#### Text section
━━━━━━━━━━━━━━━━

Background: Typhoid remains a major public health problem in low- and middle-income countries, including Nepal, and WHO recommends typhoid conjugate vaccines in high-burden settings. We report vaccine effectiveness up to eight years following a single dose of typhoid conjugate vaccine (TCV). 

Methods: TyVOID is a prospective cohort study extending follow-up of children enrolled in a phase 3, double-blind, randomised trial in Lalitpur, Nepal (TyVAC, Nov 2017–Oct 2021). Children aged 9 months to younger than 16 years were randomly assigned (1:1) to receive Vi-TT or a capsular group A meningococcal conjugate vaccine. After unmasking (2020-21) and cross-over vaccination, our study followed the trial participants till October 2025. Children who received Vi-TT were classified as previous (2017-18) or recent (2020-21) vaccinees. The primary outcome was the incidence of blood culture-confirmed typhoid identified through facility-based passive surveillance and medical record review. Adjusted incidence rate ratios (IRRs) were estimated using Poisson regression adjusted for age and sex. Vaccine effectiveness at one to five years and four to eight years post-vaccination was estimated using a test-negative design among febrile children presenting to surveillance clinics (2021-25), comparing odds of Vi-TT vaccination between culture-confirmed typhoid cases with negative controls.

━━━━━━━━━━━━━━━━

#### Extracted material
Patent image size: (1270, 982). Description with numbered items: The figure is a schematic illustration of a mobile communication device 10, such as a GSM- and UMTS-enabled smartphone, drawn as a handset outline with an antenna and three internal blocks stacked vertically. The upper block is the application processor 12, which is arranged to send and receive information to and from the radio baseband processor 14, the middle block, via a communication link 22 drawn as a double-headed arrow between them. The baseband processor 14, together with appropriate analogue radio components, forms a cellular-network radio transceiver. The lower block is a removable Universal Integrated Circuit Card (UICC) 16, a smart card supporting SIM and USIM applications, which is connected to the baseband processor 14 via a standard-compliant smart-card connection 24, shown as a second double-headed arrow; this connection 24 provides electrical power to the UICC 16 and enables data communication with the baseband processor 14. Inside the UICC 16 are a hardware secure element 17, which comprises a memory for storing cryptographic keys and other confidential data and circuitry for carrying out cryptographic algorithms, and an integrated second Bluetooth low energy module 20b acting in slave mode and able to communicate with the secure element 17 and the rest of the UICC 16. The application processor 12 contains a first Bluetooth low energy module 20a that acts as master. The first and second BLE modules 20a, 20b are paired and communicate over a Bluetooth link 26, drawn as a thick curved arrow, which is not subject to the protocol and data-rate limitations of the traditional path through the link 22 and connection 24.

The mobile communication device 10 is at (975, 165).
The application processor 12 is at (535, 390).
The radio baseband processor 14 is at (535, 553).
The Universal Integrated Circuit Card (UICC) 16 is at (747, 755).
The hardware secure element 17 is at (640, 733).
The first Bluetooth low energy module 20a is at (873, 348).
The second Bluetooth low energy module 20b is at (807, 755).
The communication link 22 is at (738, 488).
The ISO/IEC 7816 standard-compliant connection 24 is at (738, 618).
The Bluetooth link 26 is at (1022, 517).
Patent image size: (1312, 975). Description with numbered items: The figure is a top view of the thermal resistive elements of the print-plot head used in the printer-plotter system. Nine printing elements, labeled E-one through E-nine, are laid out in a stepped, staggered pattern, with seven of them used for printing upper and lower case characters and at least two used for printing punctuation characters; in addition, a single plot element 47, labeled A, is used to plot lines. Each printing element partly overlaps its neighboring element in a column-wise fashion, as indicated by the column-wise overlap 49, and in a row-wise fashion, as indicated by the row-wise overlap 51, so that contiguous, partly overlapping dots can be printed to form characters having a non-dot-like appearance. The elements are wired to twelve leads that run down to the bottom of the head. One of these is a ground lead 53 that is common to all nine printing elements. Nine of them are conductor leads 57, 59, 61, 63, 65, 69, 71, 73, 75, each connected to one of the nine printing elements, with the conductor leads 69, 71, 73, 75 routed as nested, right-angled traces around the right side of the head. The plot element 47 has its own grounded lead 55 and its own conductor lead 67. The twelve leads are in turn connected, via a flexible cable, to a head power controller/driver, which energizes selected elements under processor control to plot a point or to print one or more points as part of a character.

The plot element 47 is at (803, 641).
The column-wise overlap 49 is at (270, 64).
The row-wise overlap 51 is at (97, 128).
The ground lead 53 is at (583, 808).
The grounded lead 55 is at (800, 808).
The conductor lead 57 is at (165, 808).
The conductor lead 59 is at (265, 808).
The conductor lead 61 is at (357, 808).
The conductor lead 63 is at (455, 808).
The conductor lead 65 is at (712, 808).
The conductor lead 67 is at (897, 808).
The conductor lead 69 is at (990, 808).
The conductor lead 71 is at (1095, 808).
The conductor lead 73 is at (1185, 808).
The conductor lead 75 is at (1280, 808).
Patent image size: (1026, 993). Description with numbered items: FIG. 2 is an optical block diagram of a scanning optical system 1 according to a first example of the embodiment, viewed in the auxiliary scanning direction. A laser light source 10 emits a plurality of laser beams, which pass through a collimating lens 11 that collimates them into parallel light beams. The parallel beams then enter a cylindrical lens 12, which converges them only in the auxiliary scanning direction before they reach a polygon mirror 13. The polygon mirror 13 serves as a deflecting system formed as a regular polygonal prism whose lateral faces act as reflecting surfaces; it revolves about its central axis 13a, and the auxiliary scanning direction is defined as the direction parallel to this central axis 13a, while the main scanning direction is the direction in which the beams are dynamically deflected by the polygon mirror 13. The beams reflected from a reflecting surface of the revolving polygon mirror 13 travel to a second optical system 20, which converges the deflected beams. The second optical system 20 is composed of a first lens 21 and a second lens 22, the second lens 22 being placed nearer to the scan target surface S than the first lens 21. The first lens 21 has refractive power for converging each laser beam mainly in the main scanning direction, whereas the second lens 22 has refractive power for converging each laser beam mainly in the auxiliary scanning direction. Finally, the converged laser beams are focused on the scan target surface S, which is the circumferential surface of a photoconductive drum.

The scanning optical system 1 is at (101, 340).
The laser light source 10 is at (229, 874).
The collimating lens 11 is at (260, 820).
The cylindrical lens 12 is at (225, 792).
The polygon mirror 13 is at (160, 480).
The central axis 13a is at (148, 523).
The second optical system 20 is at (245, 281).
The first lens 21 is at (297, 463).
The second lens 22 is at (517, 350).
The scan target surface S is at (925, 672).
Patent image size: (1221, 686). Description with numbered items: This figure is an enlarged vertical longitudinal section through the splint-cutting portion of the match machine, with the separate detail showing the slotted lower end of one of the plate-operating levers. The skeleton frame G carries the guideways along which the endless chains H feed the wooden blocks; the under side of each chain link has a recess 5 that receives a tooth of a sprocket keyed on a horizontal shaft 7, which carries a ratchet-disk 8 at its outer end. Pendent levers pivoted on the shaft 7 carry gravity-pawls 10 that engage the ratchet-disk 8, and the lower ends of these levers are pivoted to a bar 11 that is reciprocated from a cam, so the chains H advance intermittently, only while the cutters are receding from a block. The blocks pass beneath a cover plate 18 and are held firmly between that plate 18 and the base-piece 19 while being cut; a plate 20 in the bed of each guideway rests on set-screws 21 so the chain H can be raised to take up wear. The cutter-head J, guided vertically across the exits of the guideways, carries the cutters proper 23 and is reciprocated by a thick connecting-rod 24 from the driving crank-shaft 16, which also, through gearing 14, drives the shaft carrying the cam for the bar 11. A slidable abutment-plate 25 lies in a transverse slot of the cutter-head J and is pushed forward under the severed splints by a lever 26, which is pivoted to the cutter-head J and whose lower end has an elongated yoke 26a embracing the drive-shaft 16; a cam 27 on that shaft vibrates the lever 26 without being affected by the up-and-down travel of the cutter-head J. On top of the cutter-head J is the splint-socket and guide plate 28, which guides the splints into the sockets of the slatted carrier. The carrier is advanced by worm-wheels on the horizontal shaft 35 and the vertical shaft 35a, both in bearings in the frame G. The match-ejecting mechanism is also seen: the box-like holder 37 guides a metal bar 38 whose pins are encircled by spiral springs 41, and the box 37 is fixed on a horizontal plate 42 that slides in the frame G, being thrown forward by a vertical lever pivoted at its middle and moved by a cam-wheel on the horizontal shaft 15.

━━━━━━━━━━━━━━━━

#### Questions to answer
a: Rewrite the part of the typhoid vaccine text that opens with the words containing "Background: Typhoid remains" and closes with "conjugate vaccine (TCV).", changing "public health problem" to "public health concern".
b: Write the next part of the typhoid vaccine text, picking up after its last sentence.

#### Outputs by task
a:
Background: Typhoid remains a major public health concern in low- and middle-income countries, including Nepal, and WHO recommends typhoid conjugate vaccines in high-burden settings. We report vaccine effectiveness up to eight years following a single dose of typhoid conjugate vaccine (TCV).

b:
Findings: 12,236 TyVAC participants were included. The primary analysis population included 4,941 previous and 4,856 recent Vi-TT vaccinees who attended the final trial visit. During a median follow-up of 3.7 years, typhoid incidence was 111 per 100,000 PYs (95% CI 64–177) among previous and 46 (18–94) among recent vaccinees (adjusted IRR 2.41, 95% CI 1.00–5.80). Vaccine effectiveness was 77% at one to five years (95% CI 46–90; p=0.0006) and 53% at four to eight years (8–76; p=0.0267). 

Interpretation: A single Vi-TT dose confers strong protection in the first four years among Nepali children, with evidence of waning by eight years. These findings support consideration of a booster dose to sustain protection in children at school age when typhoid risk remains high. FundingTyVAC- Gates Foundation (grant number OPP1151153); TyVOID- Wellcome Trust (projects number 221438/Z/20/Z; 221348/Z/20/Z).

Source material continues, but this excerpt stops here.